→ DATA ROWS:

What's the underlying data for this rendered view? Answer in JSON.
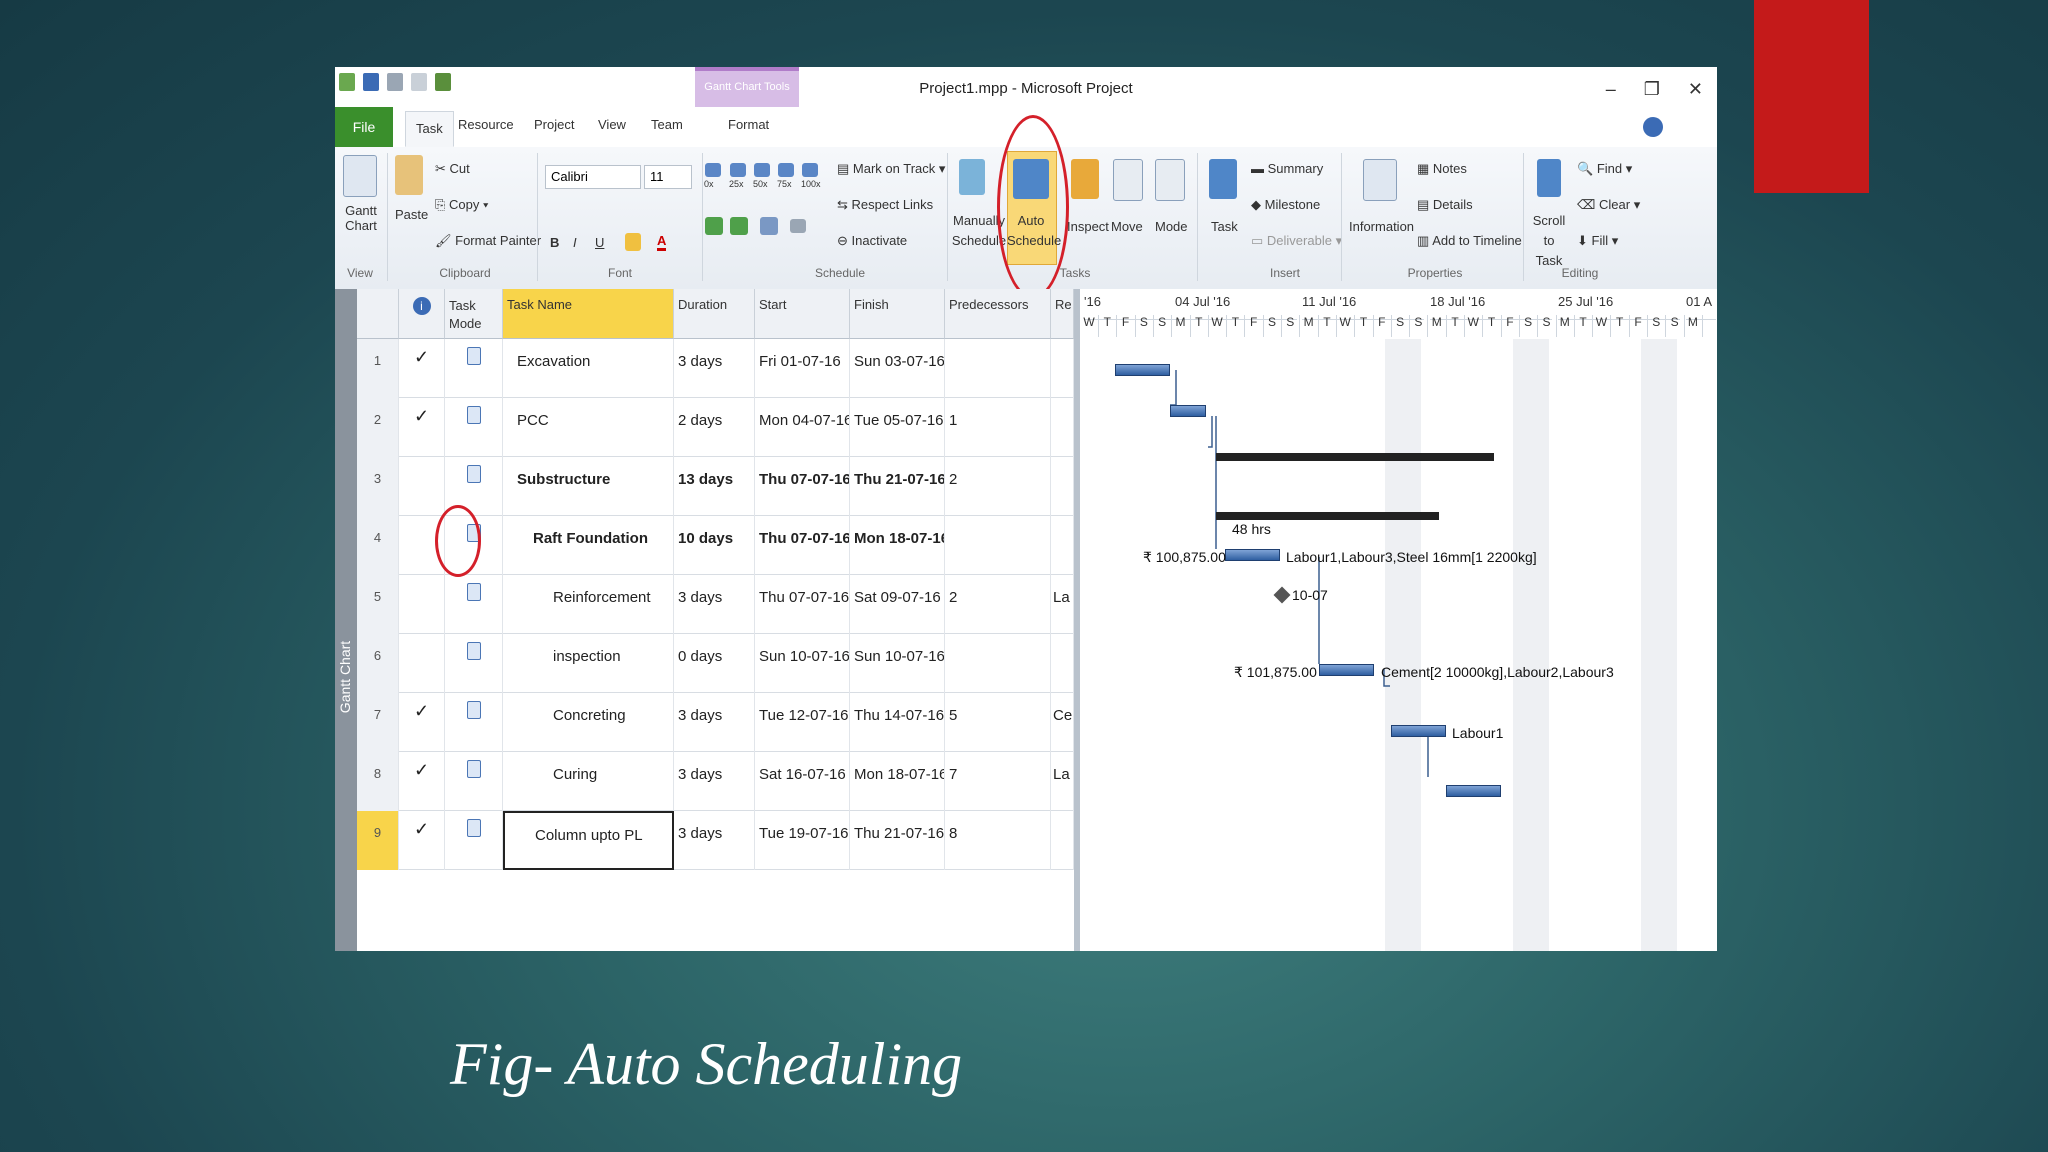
{
  "window": {
    "title": "Project1.mpp - Microsoft Project",
    "contextual_group": "Gantt Chart Tools"
  },
  "tabs": [
    "File",
    "Task",
    "Resource",
    "Project",
    "View",
    "Team",
    "Format"
  ],
  "ribbon": {
    "view": {
      "gantt": "Gantt Chart",
      "label": "View"
    },
    "clipboard": {
      "paste": "Paste",
      "cut": "Cut",
      "copy": "Copy",
      "format_painter": "Format Painter",
      "label": "Clipboard"
    },
    "font": {
      "name": "Calibri",
      "size": "11",
      "label": "Font"
    },
    "schedule": {
      "mark_on_track": "Mark on Track",
      "respect_links": "Respect Links",
      "inactivate": "Inactivate",
      "label": "Schedule",
      "pct": [
        "0x",
        "25x",
        "50x",
        "75x",
        "100x"
      ]
    },
    "tasks": {
      "manually": "Manually Schedule",
      "auto": "Auto Schedule",
      "inspect": "Inspect",
      "move": "Move",
      "mode": "Mode",
      "label": "Tasks"
    },
    "insert": {
      "task": "Task",
      "summary": "Summary",
      "milestone": "Milestone",
      "deliverable": "Deliverable",
      "label": "Insert"
    },
    "properties": {
      "information": "Information",
      "notes": "Notes",
      "details": "Details",
      "add_to_timeline": "Add to Timeline",
      "label": "Properties"
    },
    "editing": {
      "scroll": "Scroll to Task",
      "find": "Find",
      "clear": "Clear",
      "fill": "Fill",
      "label": "Editing"
    }
  },
  "side_tab": "Gantt Chart",
  "columns": {
    "mode": "Task Mode",
    "name": "Task Name",
    "duration": "Duration",
    "start": "Start",
    "finish": "Finish",
    "pred": "Predecessors",
    "res": "Re"
  },
  "rows": [
    {
      "id": "1",
      "ind": "✓",
      "name": "Excavation",
      "dur": "3 days",
      "start": "Fri 01-07-16",
      "finish": "Sun 03-07-16",
      "pred": "",
      "res": ""
    },
    {
      "id": "2",
      "ind": "✓",
      "name": "PCC",
      "dur": "2 days",
      "start": "Mon 04-07-16",
      "finish": "Tue 05-07-16",
      "pred": "1",
      "res": ""
    },
    {
      "id": "3",
      "ind": "",
      "name": "Substructure",
      "dur": "13 days",
      "start": "Thu 07-07-16",
      "finish": "Thu 21-07-16",
      "pred": "2",
      "res": ""
    },
    {
      "id": "4",
      "ind": "",
      "name": "Raft Foundation",
      "dur": "10 days",
      "start": "Thu 07-07-16",
      "finish": "Mon 18-07-16",
      "pred": "",
      "res": ""
    },
    {
      "id": "5",
      "ind": "",
      "name": "Reinforcement",
      "dur": "3 days",
      "start": "Thu 07-07-16",
      "finish": "Sat 09-07-16",
      "pred": "2",
      "res": "La"
    },
    {
      "id": "6",
      "ind": "",
      "name": "inspection",
      "dur": "0 days",
      "start": "Sun 10-07-16",
      "finish": "Sun 10-07-16",
      "pred": "",
      "res": ""
    },
    {
      "id": "7",
      "ind": "✓",
      "name": "Concreting",
      "dur": "3 days",
      "start": "Tue 12-07-16",
      "finish": "Thu 14-07-16",
      "pred": "5",
      "res": "Ce"
    },
    {
      "id": "8",
      "ind": "✓",
      "name": "Curing",
      "dur": "3 days",
      "start": "Sat 16-07-16",
      "finish": "Mon 18-07-16",
      "pred": "7",
      "res": "La"
    },
    {
      "id": "9",
      "ind": "✓",
      "name": "Column upto PL",
      "dur": "3 days",
      "start": "Tue 19-07-16",
      "finish": "Thu 21-07-16",
      "pred": "8",
      "res": ""
    }
  ],
  "timescale": {
    "weeks": [
      "'16",
      "04 Jul '16",
      "11 Jul '16",
      "18 Jul '16",
      "25 Jul '16",
      "01 A"
    ],
    "days": [
      "W",
      "T",
      "F",
      "S",
      "S",
      "M",
      "T",
      "W",
      "T",
      "F",
      "S",
      "S",
      "M",
      "T",
      "W",
      "T",
      "F",
      "S",
      "S",
      "M",
      "T",
      "W",
      "T",
      "F",
      "S",
      "S",
      "M",
      "T",
      "W",
      "T",
      "F",
      "S",
      "S",
      "M"
    ]
  },
  "bar_labels": {
    "lag": "48 hrs",
    "reinf_cost": "₹ 100,875.00",
    "reinf_res": "Labour1,Labour3,Steel 16mm[1 2200kg]",
    "milestone": "10-07",
    "conc_cost": "₹ 101,875.00",
    "conc_res": "Cement[2 10000kg],Labour2,Labour3",
    "curing_res": "Labour1"
  },
  "caption": "Fig- Auto Scheduling"
}
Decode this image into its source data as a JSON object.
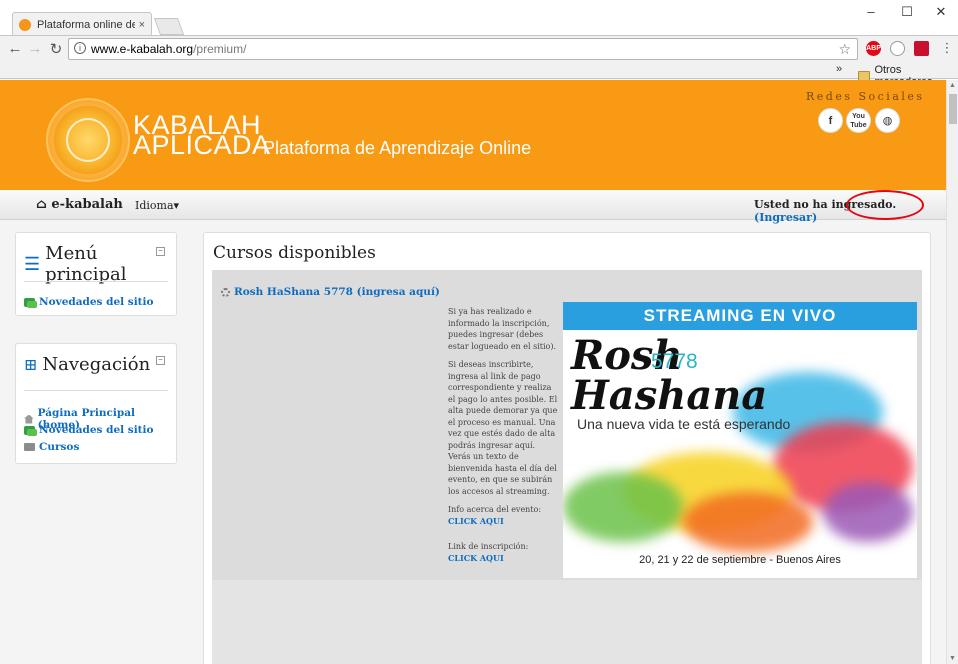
{
  "browser": {
    "tab_title": "Plataforma online de ens",
    "tab_close": "×",
    "url_host": "www.e-kabalah.org",
    "url_path": "/premium/",
    "bookmarks_more": "»",
    "bookmarks_folder": "Otros marcadores",
    "window_controls": [
      "–",
      "☐",
      "✕"
    ],
    "extensions": [
      {
        "name": "adblock-icon",
        "label": "ABP",
        "color": "#e30613"
      },
      {
        "name": "history-icon",
        "label": "",
        "color": "#9a9a9a"
      },
      {
        "name": "pdf-icon",
        "label": "",
        "color": "#c8102e"
      }
    ]
  },
  "banner": {
    "brand_line1": "KABALAH",
    "brand_line2": "APLICADA",
    "subtitle": "Plataforma de Aprendizaje Online",
    "social_title": "Redes Sociales",
    "social": [
      {
        "name": "facebook-icon",
        "glyph": "f"
      },
      {
        "name": "youtube-icon",
        "glyph": "You\nTube"
      },
      {
        "name": "globe-icon",
        "glyph": "◍"
      }
    ]
  },
  "navbar": {
    "home_label": "e-kabalah",
    "language_label": "Idioma",
    "login_prefix": "Usted no ha ingresado. ",
    "login_link": "(Ingresar)"
  },
  "sidebar": {
    "main_menu": {
      "title": "Menú principal",
      "items": [
        {
          "label": "Novedades del sitio"
        }
      ]
    },
    "navigation": {
      "title": "Navegación",
      "items": [
        {
          "label": "Página Principal (home)"
        },
        {
          "label": "Novedades del sitio"
        },
        {
          "label": "Cursos"
        }
      ]
    }
  },
  "main": {
    "heading": "Cursos disponibles",
    "course": {
      "title": "Rosh HaShana 5778 (ingresa aquí)",
      "paragraph1": "Si ya has realizado e informado la inscripción, puedes ingresar (debes estar logueado en el sitio).",
      "paragraph2": "Si deseas inscribirte, ingresa al link de pago correspondiente y realiza el pago lo antes posible. El alta puede demorar ya que el proceso es manual. Una vez que estés dado de alta podrás ingresar aquí. Verás un texto de bienvenida hasta el día del evento, en que se subirán los accesos al streaming.",
      "info_label": "Info acerca del evento:",
      "info_link": "CLICK AQUI",
      "signup_label": "Link de inscripción:",
      "signup_link": "CLICK AQUI"
    },
    "poster": {
      "band": "STREAMING EN VIVO",
      "rosh": "Rosh",
      "number": "5778",
      "hashana": "Hashana",
      "tagline": "Una nueva vida te está esperando",
      "date": "20, 21 y 22 de septiembre - Buenos Aires"
    }
  }
}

→ WORK INSTRUCTIONS: Write the records out once more, exactly as they appear, with no pictures.

→ THE SOLUTION:
What's the underlying data for this rendered view? Answer in JSON.
{
  "window": {
    "title": "Project1.mpp - Microsoft Project",
    "contextual_group": "Gantt Chart Tools"
  },
  "tabs": [
    "File",
    "Task",
    "Resource",
    "Project",
    "View",
    "Team",
    "Format"
  ],
  "ribbon": {
    "view": {
      "gantt": "Gantt Chart",
      "label": "View"
    },
    "clipboard": {
      "paste": "Paste",
      "cut": "Cut",
      "copy": "Copy",
      "format_painter": "Format Painter",
      "label": "Clipboard"
    },
    "font": {
      "name": "Calibri",
      "size": "11",
      "label": "Font"
    },
    "schedule": {
      "mark_on_track": "Mark on Track",
      "respect_links": "Respect Links",
      "inactivate": "Inactivate",
      "label": "Schedule",
      "pct": [
        "0x",
        "25x",
        "50x",
        "75x",
        "100x"
      ]
    },
    "tasks": {
      "manually": "Manually Schedule",
      "auto": "Auto Schedule",
      "inspect": "Inspect",
      "move": "Move",
      "mode": "Mode",
      "label": "Tasks"
    },
    "insert": {
      "task": "Task",
      "summary": "Summary",
      "milestone": "Milestone",
      "deliverable": "Deliverable",
      "label": "Insert"
    },
    "properties": {
      "information": "Information",
      "notes": "Notes",
      "details": "Details",
      "add_to_timeline": "Add to Timeline",
      "label": "Properties"
    },
    "editing": {
      "scroll": "Scroll to Task",
      "find": "Find",
      "clear": "Clear",
      "fill": "Fill",
      "label": "Editing"
    }
  },
  "side_tab": "Gantt Chart",
  "columns": {
    "mode": "Task Mode",
    "name": "Task Name",
    "duration": "Duration",
    "start": "Start",
    "finish": "Finish",
    "pred": "Predecessors",
    "res": "Re"
  },
  "rows": [
    {
      "id": "1",
      "ind": "✓",
      "name": "Excavation",
      "dur": "3 days",
      "start": "Fri 01-07-16",
      "finish": "Sun 03-07-16",
      "pred": "",
      "res": ""
    },
    {
      "id": "2",
      "ind": "✓",
      "name": "PCC",
      "dur": "2 days",
      "start": "Mon 04-07-16",
      "finish": "Tue 05-07-16",
      "pred": "1",
      "res": ""
    },
    {
      "id": "3",
      "ind": "",
      "name": "Substructure",
      "dur": "13 days",
      "start": "Thu 07-07-16",
      "finish": "Thu 21-07-16",
      "pred": "2",
      "res": ""
    },
    {
      "id": "4",
      "ind": "",
      "name": "Raft Foundation",
      "dur": "10 days",
      "start": "Thu 07-07-16",
      "finish": "Mon 18-07-16",
      "pred": "",
      "res": ""
    },
    {
      "id": "5",
      "ind": "",
      "name": "Reinforcement",
      "dur": "3 days",
      "start": "Thu 07-07-16",
      "finish": "Sat 09-07-16",
      "pred": "2",
      "res": "La"
    },
    {
      "id": "6",
      "ind": "",
      "name": "inspection",
      "dur": "0 days",
      "start": "Sun 10-07-16",
      "finish": "Sun 10-07-16",
      "pred": "",
      "res": ""
    },
    {
      "id": "7",
      "ind": "✓",
      "name": "Concreting",
      "dur": "3 days",
      "start": "Tue 12-07-16",
      "finish": "Thu 14-07-16",
      "pred": "5",
      "res": "Ce"
    },
    {
      "id": "8",
      "ind": "✓",
      "name": "Curing",
      "dur": "3 days",
      "start": "Sat 16-07-16",
      "finish": "Mon 18-07-16",
      "pred": "7",
      "res": "La"
    },
    {
      "id": "9",
      "ind": "✓",
      "name": "Column upto PL",
      "dur": "3 days",
      "start": "Tue 19-07-16",
      "finish": "Thu 21-07-16",
      "pred": "8",
      "res": ""
    }
  ],
  "timescale": {
    "weeks": [
      "'16",
      "04 Jul '16",
      "11 Jul '16",
      "18 Jul '16",
      "25 Jul '16",
      "01 A"
    ],
    "days": [
      "W",
      "T",
      "F",
      "S",
      "S",
      "M",
      "T",
      "W",
      "T",
      "F",
      "S",
      "S",
      "M",
      "T",
      "W",
      "T",
      "F",
      "S",
      "S",
      "M",
      "T",
      "W",
      "T",
      "F",
      "S",
      "S",
      "M",
      "T",
      "W",
      "T",
      "F",
      "S",
      "S",
      "M"
    ]
  },
  "bar_labels": {
    "lag": "48 hrs",
    "reinf_cost": "₹ 100,875.00",
    "reinf_res": "Labour1,Labour3,Steel 16mm[1 2200kg]",
    "milestone": "10-07",
    "conc_cost": "₹ 101,875.00",
    "conc_res": "Cement[2 10000kg],Labour2,Labour3",
    "curing_res": "Labour1"
  },
  "caption": "Fig- Auto Scheduling"
}
Decode this image into its source data as a JSON object.
{
  "browser": {
    "tab_title": "Plataforma online de ens",
    "tab_close": "×",
    "url_host": "www.e-kabalah.org",
    "url_path": "/premium/",
    "bookmarks_more": "»",
    "bookmarks_folder": "Otros marcadores",
    "window_controls": [
      "–",
      "☐",
      "✕"
    ],
    "extensions": [
      {
        "name": "adblock-icon",
        "label": "ABP",
        "color": "#e30613"
      },
      {
        "name": "history-icon",
        "label": "",
        "color": "#9a9a9a"
      },
      {
        "name": "pdf-icon",
        "label": "",
        "color": "#c8102e"
      }
    ]
  },
  "banner": {
    "brand_line1": "KABALAH",
    "brand_line2": "APLICADA",
    "subtitle": "Plataforma de Aprendizaje Online",
    "social_title": "Redes Sociales",
    "social": [
      {
        "name": "facebook-icon",
        "glyph": "f"
      },
      {
        "name": "youtube-icon",
        "glyph": "You\nTube"
      },
      {
        "name": "globe-icon",
        "glyph": "◍"
      }
    ]
  },
  "navbar": {
    "home_label": "e-kabalah",
    "language_label": "Idioma",
    "login_prefix": "Usted no ha ingresado. ",
    "login_link": "(Ingresar)"
  },
  "sidebar": {
    "main_menu": {
      "title": "Menú principal",
      "items": [
        {
          "label": "Novedades del sitio"
        }
      ]
    },
    "navigation": {
      "title": "Navegación",
      "items": [
        {
          "label": "Página Principal (home)"
        },
        {
          "label": "Novedades del sitio"
        },
        {
          "label": "Cursos"
        }
      ]
    }
  },
  "main": {
    "heading": "Cursos disponibles",
    "course": {
      "title": "Rosh HaShana 5778 (ingresa aquí)",
      "paragraph1": "Si ya has realizado e informado la inscripción, puedes ingresar (debes estar logueado en el sitio).",
      "paragraph2": "Si deseas inscribirte, ingresa al link de pago correspondiente y realiza el pago lo antes posible. El alta puede demorar ya que el proceso es manual. Una vez que estés dado de alta podrás ingresar aquí. Verás un texto de bienvenida hasta el día del evento, en que se subirán los accesos al streaming.",
      "info_label": "Info acerca del evento:",
      "info_link": "CLICK AQUI",
      "signup_label": "Link de inscripción:",
      "signup_link": "CLICK AQUI"
    },
    "poster": {
      "band": "STREAMING EN VIVO",
      "rosh": "Rosh",
      "number": "5778",
      "hashana": "Hashana",
      "tagline": "Una nueva vida te está esperando",
      "date": "20, 21 y 22 de septiembre - Buenos Aires"
    }
  }
}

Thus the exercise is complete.